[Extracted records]
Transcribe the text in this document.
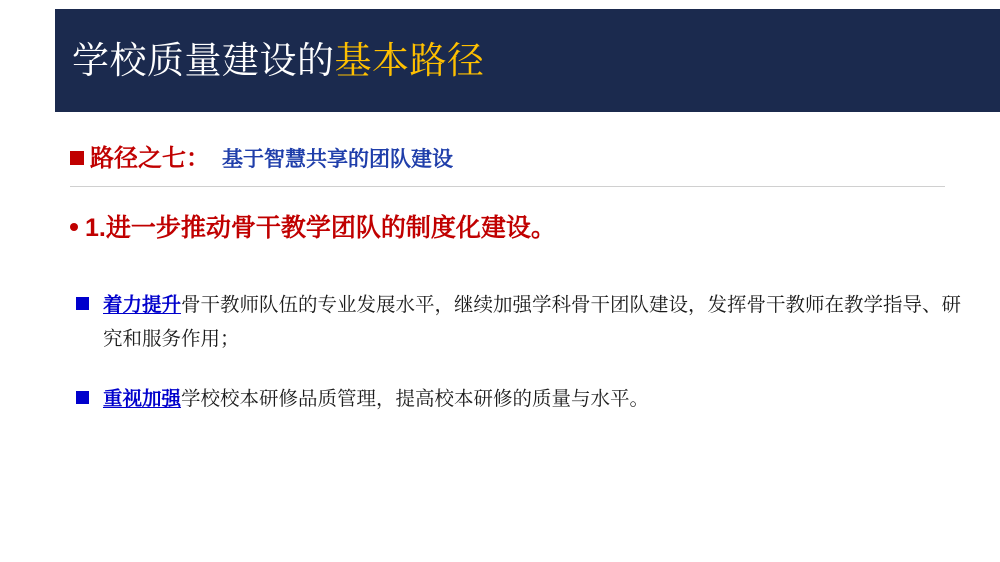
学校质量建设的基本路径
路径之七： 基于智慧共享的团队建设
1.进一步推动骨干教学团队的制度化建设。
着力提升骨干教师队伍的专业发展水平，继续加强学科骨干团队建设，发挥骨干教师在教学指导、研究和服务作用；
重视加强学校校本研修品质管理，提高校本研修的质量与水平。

## PROBLEM TO SOLVE
Set each line of the records down exactly, leaving every picture out.

## WRITTEN SOLUTION
Transcribe the text in this document.
学校质量建设的基本路径
路径之七： 基于智慧共享的团队建设
1.进一步推动骨干教学团队的制度化建设。
着力提升骨干教师队伍的专业发展水平，继续加强学科骨干团队建设，发挥骨干教师在教学指导、研究和服务作用；
重视加强学校校本研修品质管理，提高校本研修的质量与水平。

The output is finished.